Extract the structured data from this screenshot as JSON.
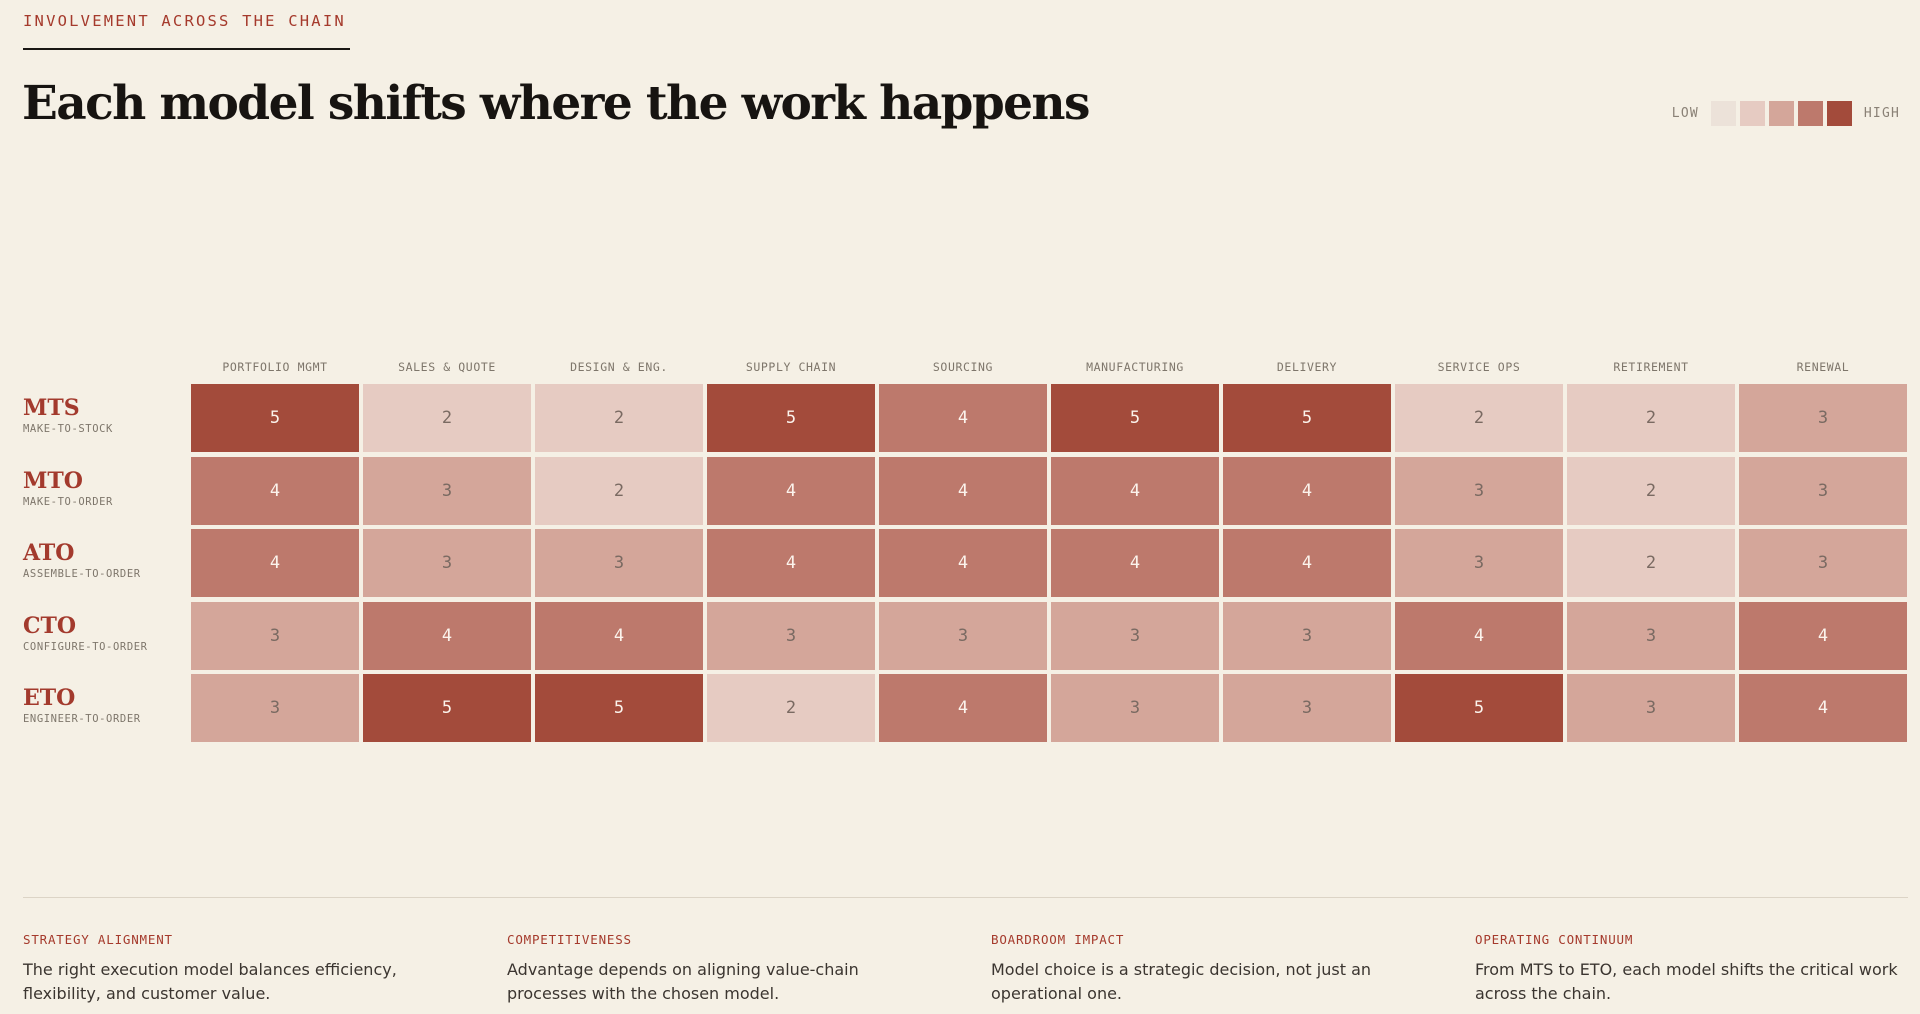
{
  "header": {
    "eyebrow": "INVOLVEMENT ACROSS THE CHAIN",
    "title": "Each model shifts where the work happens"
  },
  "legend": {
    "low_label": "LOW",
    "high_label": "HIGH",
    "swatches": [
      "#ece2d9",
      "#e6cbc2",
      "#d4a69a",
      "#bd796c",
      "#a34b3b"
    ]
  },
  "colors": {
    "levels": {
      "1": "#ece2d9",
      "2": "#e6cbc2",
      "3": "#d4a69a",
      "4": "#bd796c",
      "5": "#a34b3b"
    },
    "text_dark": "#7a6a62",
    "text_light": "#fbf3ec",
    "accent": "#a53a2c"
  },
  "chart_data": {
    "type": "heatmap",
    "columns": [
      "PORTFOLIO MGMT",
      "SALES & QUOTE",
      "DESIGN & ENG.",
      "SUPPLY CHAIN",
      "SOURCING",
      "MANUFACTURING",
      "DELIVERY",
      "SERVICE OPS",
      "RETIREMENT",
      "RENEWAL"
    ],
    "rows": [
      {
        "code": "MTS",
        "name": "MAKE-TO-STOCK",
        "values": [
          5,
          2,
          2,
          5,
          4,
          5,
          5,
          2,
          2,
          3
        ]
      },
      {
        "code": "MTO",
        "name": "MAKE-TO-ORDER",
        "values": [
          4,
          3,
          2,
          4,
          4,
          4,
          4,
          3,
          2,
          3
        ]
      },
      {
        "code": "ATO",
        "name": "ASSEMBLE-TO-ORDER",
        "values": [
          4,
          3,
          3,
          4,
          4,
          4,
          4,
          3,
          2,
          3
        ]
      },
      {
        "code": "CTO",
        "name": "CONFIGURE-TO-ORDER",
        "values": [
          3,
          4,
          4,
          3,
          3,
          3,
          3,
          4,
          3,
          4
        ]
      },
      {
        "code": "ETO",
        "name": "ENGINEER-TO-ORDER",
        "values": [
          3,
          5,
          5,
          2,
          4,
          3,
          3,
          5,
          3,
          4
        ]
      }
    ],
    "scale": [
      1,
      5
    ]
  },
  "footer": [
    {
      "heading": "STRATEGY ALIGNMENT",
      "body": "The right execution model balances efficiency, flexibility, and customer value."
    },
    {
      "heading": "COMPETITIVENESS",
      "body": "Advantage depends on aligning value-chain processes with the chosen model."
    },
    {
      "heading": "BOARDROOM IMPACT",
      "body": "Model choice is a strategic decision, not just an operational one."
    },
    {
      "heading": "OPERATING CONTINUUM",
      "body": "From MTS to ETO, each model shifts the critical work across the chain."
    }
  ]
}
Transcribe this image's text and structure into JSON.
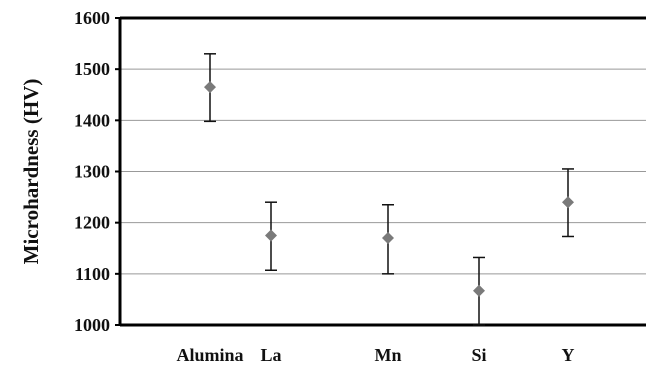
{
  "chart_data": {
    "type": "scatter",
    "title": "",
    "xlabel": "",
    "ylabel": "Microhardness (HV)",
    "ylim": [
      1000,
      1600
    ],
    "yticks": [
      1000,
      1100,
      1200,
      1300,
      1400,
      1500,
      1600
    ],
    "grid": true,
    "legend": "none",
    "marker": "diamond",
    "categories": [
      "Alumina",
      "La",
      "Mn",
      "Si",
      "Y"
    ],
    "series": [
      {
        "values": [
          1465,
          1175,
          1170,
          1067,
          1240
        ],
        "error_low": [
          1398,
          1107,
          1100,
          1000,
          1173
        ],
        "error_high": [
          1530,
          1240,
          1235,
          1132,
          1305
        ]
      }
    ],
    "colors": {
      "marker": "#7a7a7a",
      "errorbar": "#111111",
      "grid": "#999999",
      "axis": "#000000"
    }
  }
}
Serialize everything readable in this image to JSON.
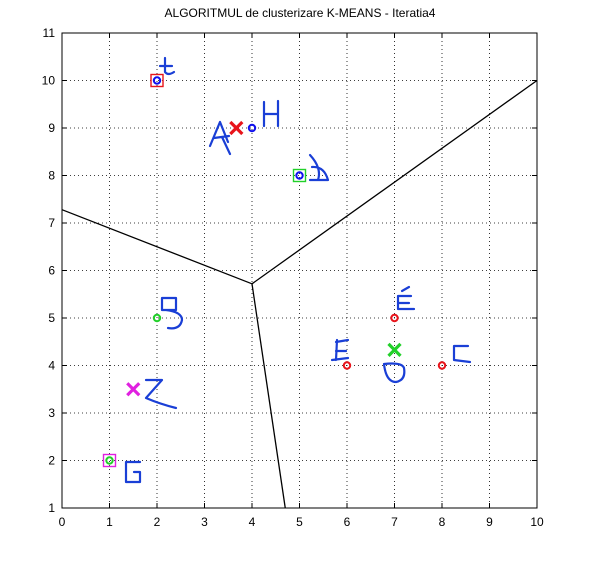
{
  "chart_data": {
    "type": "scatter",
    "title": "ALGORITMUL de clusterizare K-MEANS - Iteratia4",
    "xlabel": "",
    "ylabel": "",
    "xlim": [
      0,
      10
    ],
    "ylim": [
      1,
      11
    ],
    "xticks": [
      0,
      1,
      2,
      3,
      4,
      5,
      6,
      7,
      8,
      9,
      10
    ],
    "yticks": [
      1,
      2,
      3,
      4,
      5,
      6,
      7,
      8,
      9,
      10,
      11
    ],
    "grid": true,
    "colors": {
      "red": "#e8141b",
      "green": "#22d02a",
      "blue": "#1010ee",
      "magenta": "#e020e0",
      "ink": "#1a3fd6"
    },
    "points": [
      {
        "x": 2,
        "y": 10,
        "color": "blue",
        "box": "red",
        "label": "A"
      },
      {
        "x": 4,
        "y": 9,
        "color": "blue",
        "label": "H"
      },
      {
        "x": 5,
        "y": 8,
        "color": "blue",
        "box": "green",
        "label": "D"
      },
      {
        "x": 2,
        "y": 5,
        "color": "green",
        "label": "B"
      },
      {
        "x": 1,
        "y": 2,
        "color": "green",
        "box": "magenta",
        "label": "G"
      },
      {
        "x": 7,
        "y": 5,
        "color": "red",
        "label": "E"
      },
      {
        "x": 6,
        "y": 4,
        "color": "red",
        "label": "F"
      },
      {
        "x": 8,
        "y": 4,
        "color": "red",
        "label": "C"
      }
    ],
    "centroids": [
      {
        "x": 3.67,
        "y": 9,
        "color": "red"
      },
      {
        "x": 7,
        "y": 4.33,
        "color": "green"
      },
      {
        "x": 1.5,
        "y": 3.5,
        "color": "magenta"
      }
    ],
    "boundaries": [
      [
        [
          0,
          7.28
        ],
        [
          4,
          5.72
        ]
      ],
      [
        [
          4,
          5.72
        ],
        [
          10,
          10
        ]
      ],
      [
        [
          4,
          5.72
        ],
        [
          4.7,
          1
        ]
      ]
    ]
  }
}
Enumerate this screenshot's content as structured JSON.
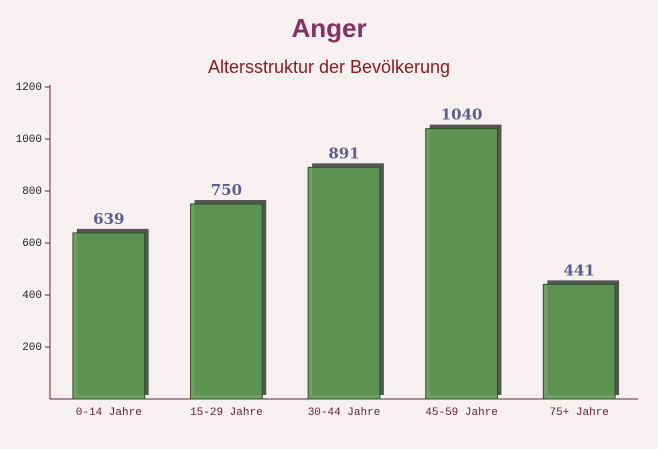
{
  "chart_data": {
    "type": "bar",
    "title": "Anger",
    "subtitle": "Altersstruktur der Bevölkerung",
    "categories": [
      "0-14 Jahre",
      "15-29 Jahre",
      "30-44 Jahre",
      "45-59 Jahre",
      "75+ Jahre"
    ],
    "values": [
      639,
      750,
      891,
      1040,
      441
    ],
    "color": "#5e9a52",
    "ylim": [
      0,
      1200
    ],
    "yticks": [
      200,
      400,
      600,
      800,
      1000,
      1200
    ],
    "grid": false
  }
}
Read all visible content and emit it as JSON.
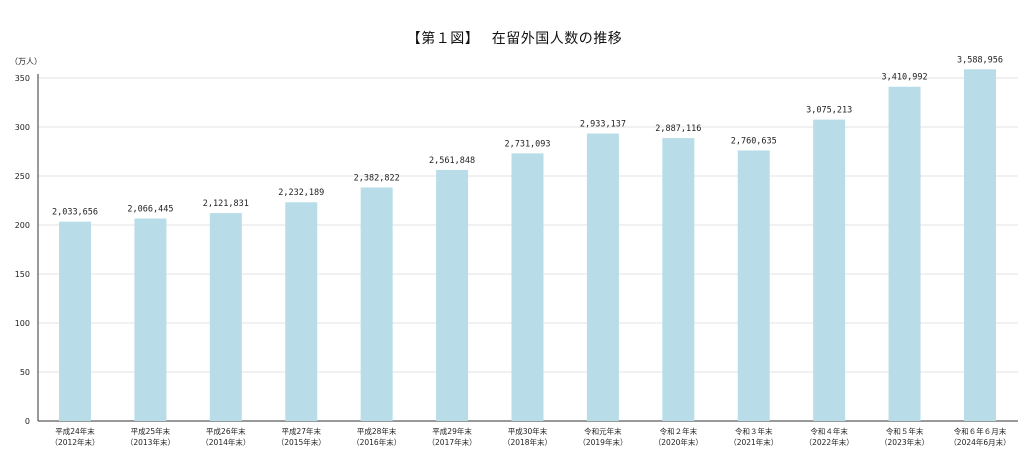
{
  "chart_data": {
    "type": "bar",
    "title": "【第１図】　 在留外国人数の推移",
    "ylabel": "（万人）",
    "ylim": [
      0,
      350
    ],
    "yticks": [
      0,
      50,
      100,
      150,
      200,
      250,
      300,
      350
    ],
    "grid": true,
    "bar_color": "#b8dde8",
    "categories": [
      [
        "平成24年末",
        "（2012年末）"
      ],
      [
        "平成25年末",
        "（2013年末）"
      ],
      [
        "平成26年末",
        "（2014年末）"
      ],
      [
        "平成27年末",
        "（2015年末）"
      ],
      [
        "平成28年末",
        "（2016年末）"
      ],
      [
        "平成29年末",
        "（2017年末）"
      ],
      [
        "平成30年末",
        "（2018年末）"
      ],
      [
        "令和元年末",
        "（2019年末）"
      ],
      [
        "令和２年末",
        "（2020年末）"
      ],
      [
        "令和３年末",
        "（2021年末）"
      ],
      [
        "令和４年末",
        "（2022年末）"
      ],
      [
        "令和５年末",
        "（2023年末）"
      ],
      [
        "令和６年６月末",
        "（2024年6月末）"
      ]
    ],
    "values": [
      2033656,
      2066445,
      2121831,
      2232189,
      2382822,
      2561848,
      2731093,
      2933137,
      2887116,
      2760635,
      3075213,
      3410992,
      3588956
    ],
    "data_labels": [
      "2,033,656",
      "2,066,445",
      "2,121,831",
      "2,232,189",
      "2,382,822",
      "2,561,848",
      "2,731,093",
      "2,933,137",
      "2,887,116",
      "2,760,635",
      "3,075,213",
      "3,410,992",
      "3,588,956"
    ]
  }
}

Task prompt: Give the entries again word for word, but skip the pictures.

Written solution:
Extract the structured data from this screenshot as JSON.
{
  "header": {
    "eyebrow": "INVOLVEMENT ACROSS THE CHAIN",
    "title": "Each model shifts where the work happens"
  },
  "legend": {
    "low_label": "LOW",
    "high_label": "HIGH",
    "swatches": [
      "#ece2d9",
      "#e6cbc2",
      "#d4a69a",
      "#bd796c",
      "#a34b3b"
    ]
  },
  "colors": {
    "levels": {
      "1": "#ece2d9",
      "2": "#e6cbc2",
      "3": "#d4a69a",
      "4": "#bd796c",
      "5": "#a34b3b"
    },
    "text_dark": "#7a6a62",
    "text_light": "#fbf3ec",
    "accent": "#a53a2c"
  },
  "chart_data": {
    "type": "heatmap",
    "columns": [
      "PORTFOLIO MGMT",
      "SALES & QUOTE",
      "DESIGN & ENG.",
      "SUPPLY CHAIN",
      "SOURCING",
      "MANUFACTURING",
      "DELIVERY",
      "SERVICE OPS",
      "RETIREMENT",
      "RENEWAL"
    ],
    "rows": [
      {
        "code": "MTS",
        "name": "MAKE-TO-STOCK",
        "values": [
          5,
          2,
          2,
          5,
          4,
          5,
          5,
          2,
          2,
          3
        ]
      },
      {
        "code": "MTO",
        "name": "MAKE-TO-ORDER",
        "values": [
          4,
          3,
          2,
          4,
          4,
          4,
          4,
          3,
          2,
          3
        ]
      },
      {
        "code": "ATO",
        "name": "ASSEMBLE-TO-ORDER",
        "values": [
          4,
          3,
          3,
          4,
          4,
          4,
          4,
          3,
          2,
          3
        ]
      },
      {
        "code": "CTO",
        "name": "CONFIGURE-TO-ORDER",
        "values": [
          3,
          4,
          4,
          3,
          3,
          3,
          3,
          4,
          3,
          4
        ]
      },
      {
        "code": "ETO",
        "name": "ENGINEER-TO-ORDER",
        "values": [
          3,
          5,
          5,
          2,
          4,
          3,
          3,
          5,
          3,
          4
        ]
      }
    ],
    "scale": [
      1,
      5
    ]
  },
  "footer": [
    {
      "heading": "STRATEGY ALIGNMENT",
      "body": "The right execution model balances efficiency, flexibility, and customer value."
    },
    {
      "heading": "COMPETITIVENESS",
      "body": "Advantage depends on aligning value-chain processes with the chosen model."
    },
    {
      "heading": "BOARDROOM IMPACT",
      "body": "Model choice is a strategic decision, not just an operational one."
    },
    {
      "heading": "OPERATING CONTINUUM",
      "body": "From MTS to ETO, each model shifts the critical work across the chain."
    }
  ]
}
Transcribe this image's text and structure into JSON.
{
  "chart_data": {
    "type": "scatter",
    "title": "",
    "xlabel": "",
    "ylabel": "Microhardness (HV)",
    "ylim": [
      1000,
      1600
    ],
    "yticks": [
      1000,
      1100,
      1200,
      1300,
      1400,
      1500,
      1600
    ],
    "grid": true,
    "legend": "none",
    "marker": "diamond",
    "categories": [
      "Alumina",
      "La",
      "Mn",
      "Si",
      "Y"
    ],
    "series": [
      {
        "values": [
          1465,
          1175,
          1170,
          1067,
          1240
        ],
        "error_low": [
          1398,
          1107,
          1100,
          1000,
          1173
        ],
        "error_high": [
          1530,
          1240,
          1235,
          1132,
          1305
        ]
      }
    ],
    "colors": {
      "marker": "#7a7a7a",
      "errorbar": "#111111",
      "grid": "#999999",
      "axis": "#000000"
    }
  }
}
Serialize everything readable in this image to JSON.
{
  "chart_data": {
    "type": "scatter",
    "title": "ALGORITMUL de clusterizare K-MEANS - Iteratia4",
    "xlabel": "",
    "ylabel": "",
    "xlim": [
      0,
      10
    ],
    "ylim": [
      1,
      11
    ],
    "xticks": [
      0,
      1,
      2,
      3,
      4,
      5,
      6,
      7,
      8,
      9,
      10
    ],
    "yticks": [
      1,
      2,
      3,
      4,
      5,
      6,
      7,
      8,
      9,
      10,
      11
    ],
    "grid": true,
    "colors": {
      "red": "#e8141b",
      "green": "#22d02a",
      "blue": "#1010ee",
      "magenta": "#e020e0",
      "ink": "#1a3fd6"
    },
    "points": [
      {
        "x": 2,
        "y": 10,
        "color": "blue",
        "box": "red",
        "label": "A"
      },
      {
        "x": 4,
        "y": 9,
        "color": "blue",
        "label": "H"
      },
      {
        "x": 5,
        "y": 8,
        "color": "blue",
        "box": "green",
        "label": "D"
      },
      {
        "x": 2,
        "y": 5,
        "color": "green",
        "label": "B"
      },
      {
        "x": 1,
        "y": 2,
        "color": "green",
        "box": "magenta",
        "label": "G"
      },
      {
        "x": 7,
        "y": 5,
        "color": "red",
        "label": "E"
      },
      {
        "x": 6,
        "y": 4,
        "color": "red",
        "label": "F"
      },
      {
        "x": 8,
        "y": 4,
        "color": "red",
        "label": "C"
      }
    ],
    "centroids": [
      {
        "x": 3.67,
        "y": 9,
        "color": "red"
      },
      {
        "x": 7,
        "y": 4.33,
        "color": "green"
      },
      {
        "x": 1.5,
        "y": 3.5,
        "color": "magenta"
      }
    ],
    "boundaries": [
      [
        [
          0,
          7.28
        ],
        [
          4,
          5.72
        ]
      ],
      [
        [
          4,
          5.72
        ],
        [
          10,
          10
        ]
      ],
      [
        [
          4,
          5.72
        ],
        [
          4.7,
          1
        ]
      ]
    ]
  }
}
Enumerate this screenshot's content as structured JSON.
{
  "chart_data": {
    "type": "bar",
    "title": "Anger",
    "subtitle": "Altersstruktur der Bevölkerung",
    "categories": [
      "0-14 Jahre",
      "15-29 Jahre",
      "30-44 Jahre",
      "45-59 Jahre",
      "75+ Jahre"
    ],
    "values": [
      639,
      750,
      891,
      1040,
      441
    ],
    "color": "#5e9a52",
    "ylim": [
      0,
      1200
    ],
    "yticks": [
      200,
      400,
      600,
      800,
      1000,
      1200
    ],
    "grid": false
  }
}
Read all visible content and emit it as JSON.
{
  "chart_data": {
    "type": "bar",
    "title": "【第１図】　 在留外国人数の推移",
    "ylabel": "（万人）",
    "ylim": [
      0,
      350
    ],
    "yticks": [
      0,
      50,
      100,
      150,
      200,
      250,
      300,
      350
    ],
    "grid": true,
    "bar_color": "#b8dde8",
    "categories": [
      [
        "平成24年末",
        "（2012年末）"
      ],
      [
        "平成25年末",
        "（2013年末）"
      ],
      [
        "平成26年末",
        "（2014年末）"
      ],
      [
        "平成27年末",
        "（2015年末）"
      ],
      [
        "平成28年末",
        "（2016年末）"
      ],
      [
        "平成29年末",
        "（2017年末）"
      ],
      [
        "平成30年末",
        "（2018年末）"
      ],
      [
        "令和元年末",
        "（2019年末）"
      ],
      [
        "令和２年末",
        "（2020年末）"
      ],
      [
        "令和３年末",
        "（2021年末）"
      ],
      [
        "令和４年末",
        "（2022年末）"
      ],
      [
        "令和５年末",
        "（2023年末）"
      ],
      [
        "令和６年６月末",
        "（2024年6月末）"
      ]
    ],
    "values": [
      2033656,
      2066445,
      2121831,
      2232189,
      2382822,
      2561848,
      2731093,
      2933137,
      2887116,
      2760635,
      3075213,
      3410992,
      3588956
    ],
    "data_labels": [
      "2,033,656",
      "2,066,445",
      "2,121,831",
      "2,232,189",
      "2,382,822",
      "2,561,848",
      "2,731,093",
      "2,933,137",
      "2,887,116",
      "2,760,635",
      "3,075,213",
      "3,410,992",
      "3,588,956"
    ]
  }
}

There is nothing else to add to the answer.